>>>>

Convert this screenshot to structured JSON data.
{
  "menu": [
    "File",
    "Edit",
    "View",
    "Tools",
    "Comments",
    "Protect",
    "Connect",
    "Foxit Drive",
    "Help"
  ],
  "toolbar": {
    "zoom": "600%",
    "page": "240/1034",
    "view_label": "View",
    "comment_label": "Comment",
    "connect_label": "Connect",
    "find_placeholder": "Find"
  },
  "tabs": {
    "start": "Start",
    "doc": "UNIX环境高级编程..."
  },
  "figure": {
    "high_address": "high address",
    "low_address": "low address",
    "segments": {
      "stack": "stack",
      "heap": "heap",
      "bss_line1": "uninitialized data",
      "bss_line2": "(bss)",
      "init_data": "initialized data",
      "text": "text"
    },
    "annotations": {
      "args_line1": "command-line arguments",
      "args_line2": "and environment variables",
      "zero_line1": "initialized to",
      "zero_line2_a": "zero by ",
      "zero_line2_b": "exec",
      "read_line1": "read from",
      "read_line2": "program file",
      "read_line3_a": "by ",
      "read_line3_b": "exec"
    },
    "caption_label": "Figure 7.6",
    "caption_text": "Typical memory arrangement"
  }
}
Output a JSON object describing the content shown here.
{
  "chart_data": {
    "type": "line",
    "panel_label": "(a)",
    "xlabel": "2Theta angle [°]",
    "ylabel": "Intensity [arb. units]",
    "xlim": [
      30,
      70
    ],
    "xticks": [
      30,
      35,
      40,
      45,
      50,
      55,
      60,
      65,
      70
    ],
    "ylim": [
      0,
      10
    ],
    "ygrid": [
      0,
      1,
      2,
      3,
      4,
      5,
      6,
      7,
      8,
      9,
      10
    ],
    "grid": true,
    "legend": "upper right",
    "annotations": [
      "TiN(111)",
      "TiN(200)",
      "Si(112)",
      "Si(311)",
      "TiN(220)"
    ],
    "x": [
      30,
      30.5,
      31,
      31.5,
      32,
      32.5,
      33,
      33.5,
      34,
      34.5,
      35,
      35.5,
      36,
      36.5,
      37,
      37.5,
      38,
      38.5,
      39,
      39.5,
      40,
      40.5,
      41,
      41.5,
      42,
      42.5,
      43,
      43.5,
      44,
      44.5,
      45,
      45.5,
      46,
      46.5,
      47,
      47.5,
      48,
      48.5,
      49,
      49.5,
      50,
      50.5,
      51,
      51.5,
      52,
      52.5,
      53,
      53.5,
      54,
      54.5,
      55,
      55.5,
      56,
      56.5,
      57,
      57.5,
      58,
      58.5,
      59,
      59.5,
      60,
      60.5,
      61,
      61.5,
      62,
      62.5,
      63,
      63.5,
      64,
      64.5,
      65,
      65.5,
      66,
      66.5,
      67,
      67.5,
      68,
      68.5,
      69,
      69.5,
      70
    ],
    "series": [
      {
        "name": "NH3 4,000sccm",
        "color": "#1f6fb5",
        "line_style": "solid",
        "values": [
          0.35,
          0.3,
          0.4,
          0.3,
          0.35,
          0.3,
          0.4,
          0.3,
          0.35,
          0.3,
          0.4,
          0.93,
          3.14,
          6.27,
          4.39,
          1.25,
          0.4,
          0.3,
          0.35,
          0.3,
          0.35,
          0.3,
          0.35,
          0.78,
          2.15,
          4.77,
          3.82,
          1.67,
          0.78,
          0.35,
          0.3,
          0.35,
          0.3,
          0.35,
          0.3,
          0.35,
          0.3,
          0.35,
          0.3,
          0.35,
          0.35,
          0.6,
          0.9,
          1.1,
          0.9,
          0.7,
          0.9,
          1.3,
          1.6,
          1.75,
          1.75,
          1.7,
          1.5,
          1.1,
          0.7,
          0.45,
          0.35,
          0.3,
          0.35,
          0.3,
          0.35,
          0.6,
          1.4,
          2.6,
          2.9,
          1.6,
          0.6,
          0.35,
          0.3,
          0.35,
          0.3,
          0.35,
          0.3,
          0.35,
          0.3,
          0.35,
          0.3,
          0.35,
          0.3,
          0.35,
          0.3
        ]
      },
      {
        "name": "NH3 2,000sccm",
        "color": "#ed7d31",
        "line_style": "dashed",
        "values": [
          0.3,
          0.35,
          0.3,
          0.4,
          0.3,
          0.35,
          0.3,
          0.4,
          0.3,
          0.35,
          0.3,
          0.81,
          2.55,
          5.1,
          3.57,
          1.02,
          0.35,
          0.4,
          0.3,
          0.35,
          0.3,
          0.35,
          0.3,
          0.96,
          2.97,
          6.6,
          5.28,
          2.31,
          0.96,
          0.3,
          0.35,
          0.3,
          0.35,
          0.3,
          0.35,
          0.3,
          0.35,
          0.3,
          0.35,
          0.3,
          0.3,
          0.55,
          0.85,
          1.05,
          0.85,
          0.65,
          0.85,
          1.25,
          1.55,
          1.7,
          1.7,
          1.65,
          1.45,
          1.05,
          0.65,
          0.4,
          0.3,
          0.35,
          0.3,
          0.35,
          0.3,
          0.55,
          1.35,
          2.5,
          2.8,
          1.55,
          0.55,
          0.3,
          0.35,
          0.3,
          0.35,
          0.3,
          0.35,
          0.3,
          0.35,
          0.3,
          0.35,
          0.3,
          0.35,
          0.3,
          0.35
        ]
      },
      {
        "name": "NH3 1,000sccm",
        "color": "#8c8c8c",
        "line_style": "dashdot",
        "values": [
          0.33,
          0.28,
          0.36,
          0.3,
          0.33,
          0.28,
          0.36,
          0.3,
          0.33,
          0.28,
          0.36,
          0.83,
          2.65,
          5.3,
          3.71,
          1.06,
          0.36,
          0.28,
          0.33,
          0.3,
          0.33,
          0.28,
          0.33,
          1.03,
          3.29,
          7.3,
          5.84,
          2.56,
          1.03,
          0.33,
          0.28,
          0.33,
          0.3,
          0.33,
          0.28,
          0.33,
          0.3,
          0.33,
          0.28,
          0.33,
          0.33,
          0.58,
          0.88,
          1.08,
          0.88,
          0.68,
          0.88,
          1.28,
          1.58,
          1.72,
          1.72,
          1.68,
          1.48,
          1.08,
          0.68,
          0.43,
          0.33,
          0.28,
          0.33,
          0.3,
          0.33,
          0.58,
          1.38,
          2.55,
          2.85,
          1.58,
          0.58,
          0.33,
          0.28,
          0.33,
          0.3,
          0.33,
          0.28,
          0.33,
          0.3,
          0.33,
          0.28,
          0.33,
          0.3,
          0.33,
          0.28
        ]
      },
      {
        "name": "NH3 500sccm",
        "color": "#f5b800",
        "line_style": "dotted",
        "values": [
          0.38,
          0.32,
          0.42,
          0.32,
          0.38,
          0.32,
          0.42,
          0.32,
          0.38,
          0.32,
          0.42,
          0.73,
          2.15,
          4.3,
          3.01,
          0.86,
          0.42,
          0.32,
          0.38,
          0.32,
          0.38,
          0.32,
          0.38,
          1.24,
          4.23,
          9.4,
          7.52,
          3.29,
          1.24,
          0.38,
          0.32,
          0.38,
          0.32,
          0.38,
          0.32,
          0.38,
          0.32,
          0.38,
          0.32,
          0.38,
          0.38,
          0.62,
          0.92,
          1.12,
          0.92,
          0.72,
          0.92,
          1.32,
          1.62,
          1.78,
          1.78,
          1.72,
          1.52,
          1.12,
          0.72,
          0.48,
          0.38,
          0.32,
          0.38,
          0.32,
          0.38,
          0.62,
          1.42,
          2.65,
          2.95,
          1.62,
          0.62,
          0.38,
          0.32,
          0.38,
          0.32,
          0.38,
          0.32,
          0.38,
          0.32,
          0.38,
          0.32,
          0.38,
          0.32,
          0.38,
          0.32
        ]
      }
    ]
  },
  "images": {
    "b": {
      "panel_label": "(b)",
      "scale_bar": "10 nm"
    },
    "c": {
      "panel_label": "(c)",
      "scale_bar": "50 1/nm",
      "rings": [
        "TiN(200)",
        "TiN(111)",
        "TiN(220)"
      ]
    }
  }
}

<<<<

[What you have to do]
Search the entries for the word "name" and gather every line where it appears.

[Solution to the problem]
        "name": "NH3 4,000sccm",
        "name": "NH3 2,000sccm",
        "name": "NH3 1,000sccm",
        "name": "NH3 500sccm",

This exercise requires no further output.